* **What you will do**:
In your copy, include every line of the listing below exactly but none of the pictures.

#### Extracted data ####

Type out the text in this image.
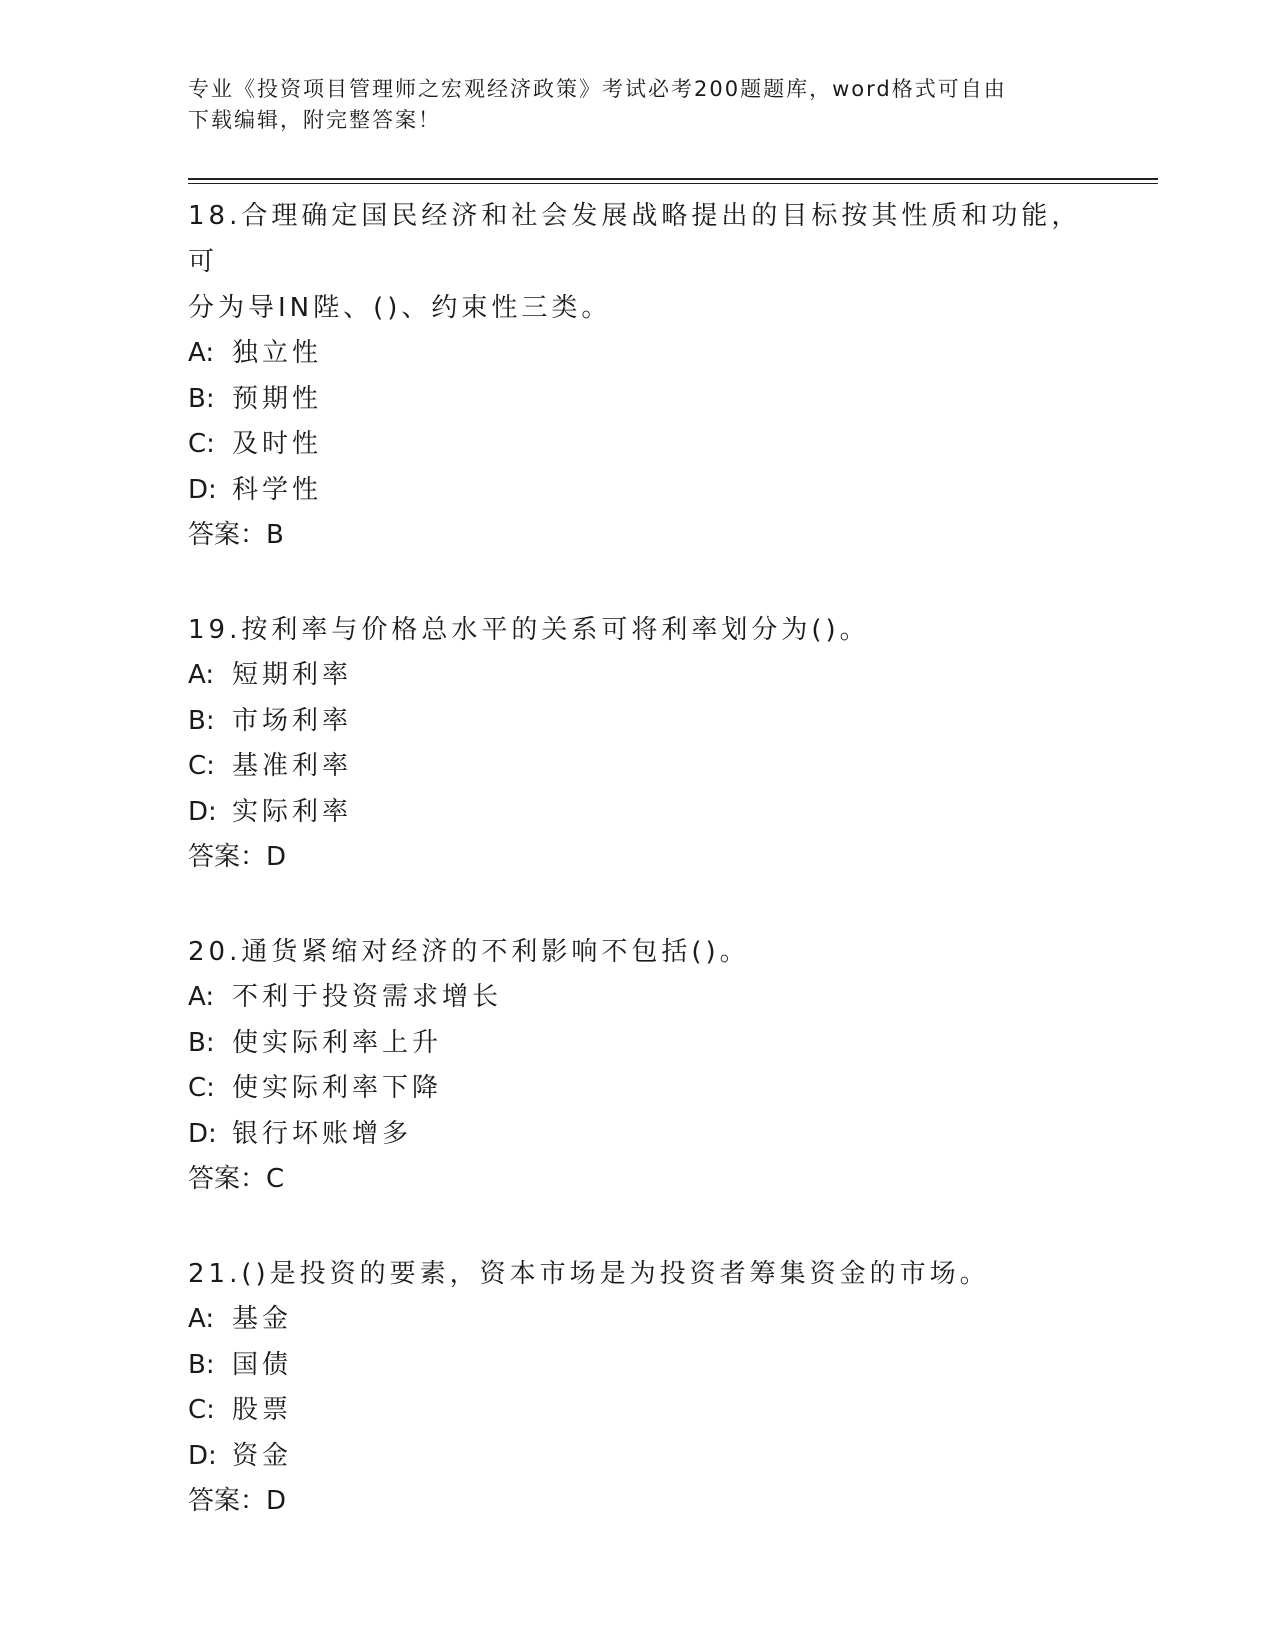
专业《投资项目管理师之宏观经济政策》考试必考200题题库，word格式可自由
下载编辑，附完整答案！

18.合理确定国民经济和社会发展战略提出的目标按其性质和功能，可

分为导IN陛、()、约束性三类。

A: 独立性

B: 预期性

C: 及时性

D: 科学性

答案：B

19.按利率与价格总水平的关系可将利率划分为()。

A: 短期利率

B: 市场利率

C: 基准利率

D: 实际利率

答案：D

20.通货紧缩对经济的不利影响不包括()。

A: 不利于投资需求增长

B: 使实际利率上升

C: 使实际利率下降

D: 银行坏账增多

答案：C

21.()是投资的要素，资本市场是为投资者筹集资金的市场。

A: 基金

B: 国债

C: 股票

D: 资金

答案：D
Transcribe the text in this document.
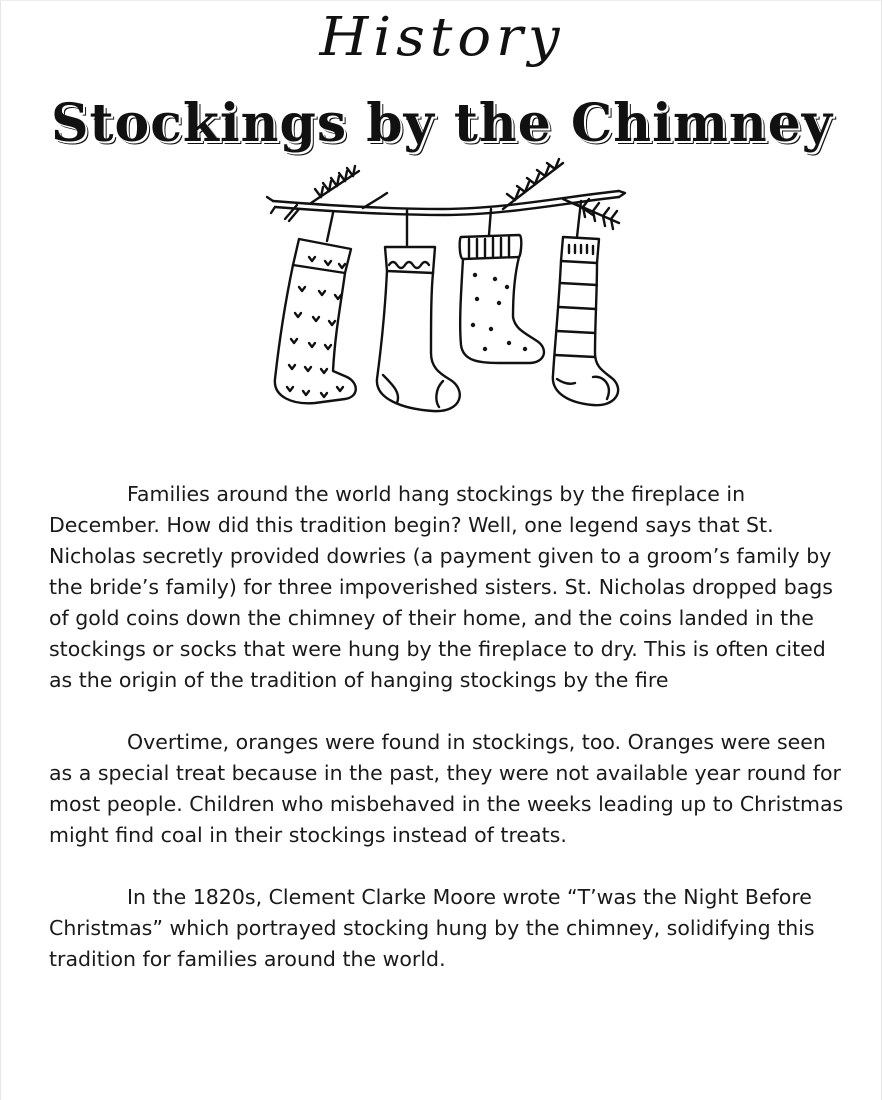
History
Stockings by the Chimney

Families around the world hang stockings by the fireplace in December. How did this tradition begin? Well, one legend says that St. Nicholas secretly provided dowries (a payment given to a groom’s family by the bride’s family) for three impoverished sisters. St. Nicholas dropped bags of gold coins down the chimney of their home, and the coins landed in the stockings or socks that were hung by the fireplace to dry. This is often cited as the origin of the tradition of hanging stockings by the fire

Overtime, oranges were found in stockings, too. Oranges were seen as a special treat because in the past, they were not available year round for most people. Children who misbehaved in the weeks leading up to Christmas might find coal in their stockings instead of treats.

In the 1820s, Clement Clarke Moore wrote “T’was the Night Before Christmas” which portrayed stocking hung by the chimney, solidifying this tradition for families around the world.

####

* **Written reply**:
Type out the text in this image.
专业《投资项目管理师之宏观经济政策》考试必考200题题库，word格式可自由
下载编辑，附完整答案！

18.合理确定国民经济和社会发展战略提出的目标按其性质和功能，可

分为导IN陛、()、约束性三类。

A: 独立性

B: 预期性

C: 及时性

D: 科学性

答案：B

19.按利率与价格总水平的关系可将利率划分为()。

A: 短期利率

B: 市场利率

C: 基准利率

D: 实际利率

答案：D

20.通货紧缩对经济的不利影响不包括()。

A: 不利于投资需求增长

B: 使实际利率上升

C: 使实际利率下降

D: 银行坏账增多

答案：C

21.()是投资的要素，资本市场是为投资者筹集资金的市场。

A: 基金

B: 国债

C: 股票

D: 资金

答案：D
Transcribe the text in this document.
History
Stockings by the Chimney

Families around the world hang stockings by the fireplace in December. How did this tradition begin? Well, one legend says that St. Nicholas secretly provided dowries (a payment given to a groom’s family by the bride’s family) for three impoverished sisters. St. Nicholas dropped bags of gold coins down the chimney of their home, and the coins landed in the stockings or socks that were hung by the fireplace to dry. This is often cited as the origin of the tradition of hanging stockings by the fire

Overtime, oranges were found in stockings, too. Oranges were seen as a special treat because in the past, they were not available year round for most people. Children who misbehaved in the weeks leading up to Christmas might find coal in their stockings instead of treats.

In the 1820s, Clement Clarke Moore wrote “T’was the Night Before Christmas” which portrayed stocking hung by the chimney, solidifying this tradition for families around the world.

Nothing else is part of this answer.